→ **Aim of the exercise**:
Your task is to copy every line of this material exactly.

→ **Material for this exercise**:
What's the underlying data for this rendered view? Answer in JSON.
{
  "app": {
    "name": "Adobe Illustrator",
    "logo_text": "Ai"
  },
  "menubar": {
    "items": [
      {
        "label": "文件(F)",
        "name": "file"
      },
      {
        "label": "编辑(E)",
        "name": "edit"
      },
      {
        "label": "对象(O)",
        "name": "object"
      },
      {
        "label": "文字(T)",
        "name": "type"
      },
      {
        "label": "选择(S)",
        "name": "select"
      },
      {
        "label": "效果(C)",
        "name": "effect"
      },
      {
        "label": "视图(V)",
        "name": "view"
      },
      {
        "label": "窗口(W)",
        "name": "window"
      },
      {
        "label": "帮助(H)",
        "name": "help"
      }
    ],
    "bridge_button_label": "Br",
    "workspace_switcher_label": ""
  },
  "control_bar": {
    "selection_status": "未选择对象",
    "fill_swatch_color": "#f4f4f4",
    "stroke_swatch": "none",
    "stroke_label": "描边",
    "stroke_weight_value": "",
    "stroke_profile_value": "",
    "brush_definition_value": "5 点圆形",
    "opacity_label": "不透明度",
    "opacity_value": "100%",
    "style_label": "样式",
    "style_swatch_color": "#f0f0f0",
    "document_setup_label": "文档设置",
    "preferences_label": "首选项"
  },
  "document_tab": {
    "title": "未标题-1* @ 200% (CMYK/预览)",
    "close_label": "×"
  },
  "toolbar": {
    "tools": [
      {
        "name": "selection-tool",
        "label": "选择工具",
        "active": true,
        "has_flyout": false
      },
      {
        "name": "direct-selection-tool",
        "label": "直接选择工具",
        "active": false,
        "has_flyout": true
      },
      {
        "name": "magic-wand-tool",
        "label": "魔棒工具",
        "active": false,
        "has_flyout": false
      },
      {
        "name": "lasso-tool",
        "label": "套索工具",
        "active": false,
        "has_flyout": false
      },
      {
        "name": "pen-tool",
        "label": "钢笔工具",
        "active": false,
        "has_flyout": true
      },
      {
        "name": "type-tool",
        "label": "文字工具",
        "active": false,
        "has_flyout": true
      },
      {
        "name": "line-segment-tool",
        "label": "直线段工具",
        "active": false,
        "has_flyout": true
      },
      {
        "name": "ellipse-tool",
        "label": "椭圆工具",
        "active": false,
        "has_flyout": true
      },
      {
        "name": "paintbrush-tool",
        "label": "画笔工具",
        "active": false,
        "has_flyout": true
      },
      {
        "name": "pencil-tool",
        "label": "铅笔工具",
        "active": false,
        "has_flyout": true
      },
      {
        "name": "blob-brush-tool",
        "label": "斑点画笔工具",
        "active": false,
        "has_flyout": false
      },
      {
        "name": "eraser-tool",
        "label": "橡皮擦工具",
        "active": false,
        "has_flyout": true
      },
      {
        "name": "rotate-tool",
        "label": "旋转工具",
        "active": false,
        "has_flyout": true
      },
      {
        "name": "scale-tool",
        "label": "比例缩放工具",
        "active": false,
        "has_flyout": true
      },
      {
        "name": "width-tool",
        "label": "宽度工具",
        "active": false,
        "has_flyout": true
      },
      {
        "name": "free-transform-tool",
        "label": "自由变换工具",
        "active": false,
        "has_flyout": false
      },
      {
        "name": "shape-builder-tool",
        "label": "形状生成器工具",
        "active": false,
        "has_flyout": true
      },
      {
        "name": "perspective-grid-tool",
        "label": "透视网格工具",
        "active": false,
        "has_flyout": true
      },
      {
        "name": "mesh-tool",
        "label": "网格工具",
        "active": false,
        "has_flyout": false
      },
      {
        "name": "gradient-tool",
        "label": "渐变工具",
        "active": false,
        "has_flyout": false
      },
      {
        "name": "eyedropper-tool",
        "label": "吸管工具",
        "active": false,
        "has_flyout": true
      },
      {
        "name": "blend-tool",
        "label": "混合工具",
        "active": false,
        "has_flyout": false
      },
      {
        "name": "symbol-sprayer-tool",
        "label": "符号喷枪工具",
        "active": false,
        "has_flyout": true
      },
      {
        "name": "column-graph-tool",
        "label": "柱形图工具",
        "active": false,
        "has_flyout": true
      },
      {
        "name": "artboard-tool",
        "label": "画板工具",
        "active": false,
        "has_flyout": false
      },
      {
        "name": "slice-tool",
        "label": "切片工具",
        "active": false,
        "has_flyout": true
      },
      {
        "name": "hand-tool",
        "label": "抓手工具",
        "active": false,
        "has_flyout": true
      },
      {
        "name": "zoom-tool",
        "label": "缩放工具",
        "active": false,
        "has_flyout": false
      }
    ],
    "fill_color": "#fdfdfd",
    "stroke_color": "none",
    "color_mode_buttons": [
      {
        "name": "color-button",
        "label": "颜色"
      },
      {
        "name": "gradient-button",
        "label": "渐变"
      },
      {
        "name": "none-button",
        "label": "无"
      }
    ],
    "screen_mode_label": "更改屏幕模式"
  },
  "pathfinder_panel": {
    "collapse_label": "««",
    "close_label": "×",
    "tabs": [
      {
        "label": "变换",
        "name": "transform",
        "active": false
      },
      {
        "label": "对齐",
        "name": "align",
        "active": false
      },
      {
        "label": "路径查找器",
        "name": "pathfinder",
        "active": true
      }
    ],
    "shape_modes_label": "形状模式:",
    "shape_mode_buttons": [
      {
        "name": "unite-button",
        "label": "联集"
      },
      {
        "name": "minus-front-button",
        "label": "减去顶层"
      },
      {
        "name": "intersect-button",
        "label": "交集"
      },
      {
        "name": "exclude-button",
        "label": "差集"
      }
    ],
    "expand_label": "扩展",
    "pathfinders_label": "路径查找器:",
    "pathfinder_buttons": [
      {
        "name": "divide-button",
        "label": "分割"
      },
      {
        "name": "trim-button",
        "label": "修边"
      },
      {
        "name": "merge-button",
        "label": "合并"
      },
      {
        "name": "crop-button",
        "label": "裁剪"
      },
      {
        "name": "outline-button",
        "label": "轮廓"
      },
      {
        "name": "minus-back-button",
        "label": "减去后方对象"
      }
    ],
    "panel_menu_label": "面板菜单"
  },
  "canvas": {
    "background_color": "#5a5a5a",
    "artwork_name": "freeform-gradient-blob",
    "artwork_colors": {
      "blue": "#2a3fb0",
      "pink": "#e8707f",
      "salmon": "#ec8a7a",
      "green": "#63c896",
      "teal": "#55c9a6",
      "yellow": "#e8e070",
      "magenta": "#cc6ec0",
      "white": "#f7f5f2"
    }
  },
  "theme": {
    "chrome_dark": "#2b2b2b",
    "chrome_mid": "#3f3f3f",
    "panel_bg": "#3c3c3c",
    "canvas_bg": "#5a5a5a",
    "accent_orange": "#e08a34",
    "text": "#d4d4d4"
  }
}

→ **Response**:
What's the underlying data for this rendered view? Answer in JSON.
{
  "app": {
    "name": "Adobe Illustrator",
    "logo_text": "Ai"
  },
  "menubar": {
    "items": [
      {
        "label": "文件(F)",
        "name": "file"
      },
      {
        "label": "编辑(E)",
        "name": "edit"
      },
      {
        "label": "对象(O)",
        "name": "object"
      },
      {
        "label": "文字(T)",
        "name": "type"
      },
      {
        "label": "选择(S)",
        "name": "select"
      },
      {
        "label": "效果(C)",
        "name": "effect"
      },
      {
        "label": "视图(V)",
        "name": "view"
      },
      {
        "label": "窗口(W)",
        "name": "window"
      },
      {
        "label": "帮助(H)",
        "name": "help"
      }
    ],
    "bridge_button_label": "Br",
    "workspace_switcher_label": ""
  },
  "control_bar": {
    "selection_status": "未选择对象",
    "fill_swatch_color": "#f4f4f4",
    "stroke_swatch": "none",
    "stroke_label": "描边",
    "stroke_weight_value": "",
    "stroke_profile_value": "",
    "brush_definition_value": "5 点圆形",
    "opacity_label": "不透明度",
    "opacity_value": "100%",
    "style_label": "样式",
    "style_swatch_color": "#f0f0f0",
    "document_setup_label": "文档设置",
    "preferences_label": "首选项"
  },
  "document_tab": {
    "title": "未标题-1* @ 200% (CMYK/预览)",
    "close_label": "×"
  },
  "toolbar": {
    "tools": [
      {
        "name": "selection-tool",
        "label": "选择工具",
        "active": true,
        "has_flyout": false
      },
      {
        "name": "direct-selection-tool",
        "label": "直接选择工具",
        "active": false,
        "has_flyout": true
      },
      {
        "name": "magic-wand-tool",
        "label": "魔棒工具",
        "active": false,
        "has_flyout": false
      },
      {
        "name": "lasso-tool",
        "label": "套索工具",
        "active": false,
        "has_flyout": false
      },
      {
        "name": "pen-tool",
        "label": "钢笔工具",
        "active": false,
        "has_flyout": true
      },
      {
        "name": "type-tool",
        "label": "文字工具",
        "active": false,
        "has_flyout": true
      },
      {
        "name": "line-segment-tool",
        "label": "直线段工具",
        "active": false,
        "has_flyout": true
      },
      {
        "name": "ellipse-tool",
        "label": "椭圆工具",
        "active": false,
        "has_flyout": true
      },
      {
        "name": "paintbrush-tool",
        "label": "画笔工具",
        "active": false,
        "has_flyout": true
      },
      {
        "name": "pencil-tool",
        "label": "铅笔工具",
        "active": false,
        "has_flyout": true
      },
      {
        "name": "blob-brush-tool",
        "label": "斑点画笔工具",
        "active": false,
        "has_flyout": false
      },
      {
        "name": "eraser-tool",
        "label": "橡皮擦工具",
        "active": false,
        "has_flyout": true
      },
      {
        "name": "rotate-tool",
        "label": "旋转工具",
        "active": false,
        "has_flyout": true
      },
      {
        "name": "scale-tool",
        "label": "比例缩放工具",
        "active": false,
        "has_flyout": true
      },
      {
        "name": "width-tool",
        "label": "宽度工具",
        "active": false,
        "has_flyout": true
      },
      {
        "name": "free-transform-tool",
        "label": "自由变换工具",
        "active": false,
        "has_flyout": false
      },
      {
        "name": "shape-builder-tool",
        "label": "形状生成器工具",
        "active": false,
        "has_flyout": true
      },
      {
        "name": "perspective-grid-tool",
        "label": "透视网格工具",
        "active": false,
        "has_flyout": true
      },
      {
        "name": "mesh-tool",
        "label": "网格工具",
        "active": false,
        "has_flyout": false
      },
      {
        "name": "gradient-tool",
        "label": "渐变工具",
        "active": false,
        "has_flyout": false
      },
      {
        "name": "eyedropper-tool",
        "label": "吸管工具",
        "active": false,
        "has_flyout": true
      },
      {
        "name": "blend-tool",
        "label": "混合工具",
        "active": false,
        "has_flyout": false
      },
      {
        "name": "symbol-sprayer-tool",
        "label": "符号喷枪工具",
        "active": false,
        "has_flyout": true
      },
      {
        "name": "column-graph-tool",
        "label": "柱形图工具",
        "active": false,
        "has_flyout": true
      },
      {
        "name": "artboard-tool",
        "label": "画板工具",
        "active": false,
        "has_flyout": false
      },
      {
        "name": "slice-tool",
        "label": "切片工具",
        "active": false,
        "has_flyout": true
      },
      {
        "name": "hand-tool",
        "label": "抓手工具",
        "active": false,
        "has_flyout": true
      },
      {
        "name": "zoom-tool",
        "label": "缩放工具",
        "active": false,
        "has_flyout": false
      }
    ],
    "fill_color": "#fdfdfd",
    "stroke_color": "none",
    "color_mode_buttons": [
      {
        "name": "color-button",
        "label": "颜色"
      },
      {
        "name": "gradient-button",
        "label": "渐变"
      },
      {
        "name": "none-button",
        "label": "无"
      }
    ],
    "screen_mode_label": "更改屏幕模式"
  },
  "pathfinder_panel": {
    "collapse_label": "««",
    "close_label": "×",
    "tabs": [
      {
        "label": "变换",
        "name": "transform",
        "active": false
      },
      {
        "label": "对齐",
        "name": "align",
        "active": false
      },
      {
        "label": "路径查找器",
        "name": "pathfinder",
        "active": true
      }
    ],
    "shape_modes_label": "形状模式:",
    "shape_mode_buttons": [
      {
        "name": "unite-button",
        "label": "联集"
      },
      {
        "name": "minus-front-button",
        "label": "减去顶层"
      },
      {
        "name": "intersect-button",
        "label": "交集"
      },
      {
        "name": "exclude-button",
        "label": "差集"
      }
    ],
    "expand_label": "扩展",
    "pathfinders_label": "路径查找器:",
    "pathfinder_buttons": [
      {
        "name": "divide-button",
        "label": "分割"
      },
      {
        "name": "trim-button",
        "label": "修边"
      },
      {
        "name": "merge-button",
        "label": "合并"
      },
      {
        "name": "crop-button",
        "label": "裁剪"
      },
      {
        "name": "outline-button",
        "label": "轮廓"
      },
      {
        "name": "minus-back-button",
        "label": "减去后方对象"
      }
    ],
    "panel_menu_label": "面板菜单"
  },
  "canvas": {
    "background_color": "#5a5a5a",
    "artwork_name": "freeform-gradient-blob",
    "artwork_colors": {
      "blue": "#2a3fb0",
      "pink": "#e8707f",
      "salmon": "#ec8a7a",
      "green": "#63c896",
      "teal": "#55c9a6",
      "yellow": "#e8e070",
      "magenta": "#cc6ec0",
      "white": "#f7f5f2"
    }
  },
  "theme": {
    "chrome_dark": "#2b2b2b",
    "chrome_mid": "#3f3f3f",
    "panel_bg": "#3c3c3c",
    "canvas_bg": "#5a5a5a",
    "accent_orange": "#e08a34",
    "text": "#d4d4d4"
  }
}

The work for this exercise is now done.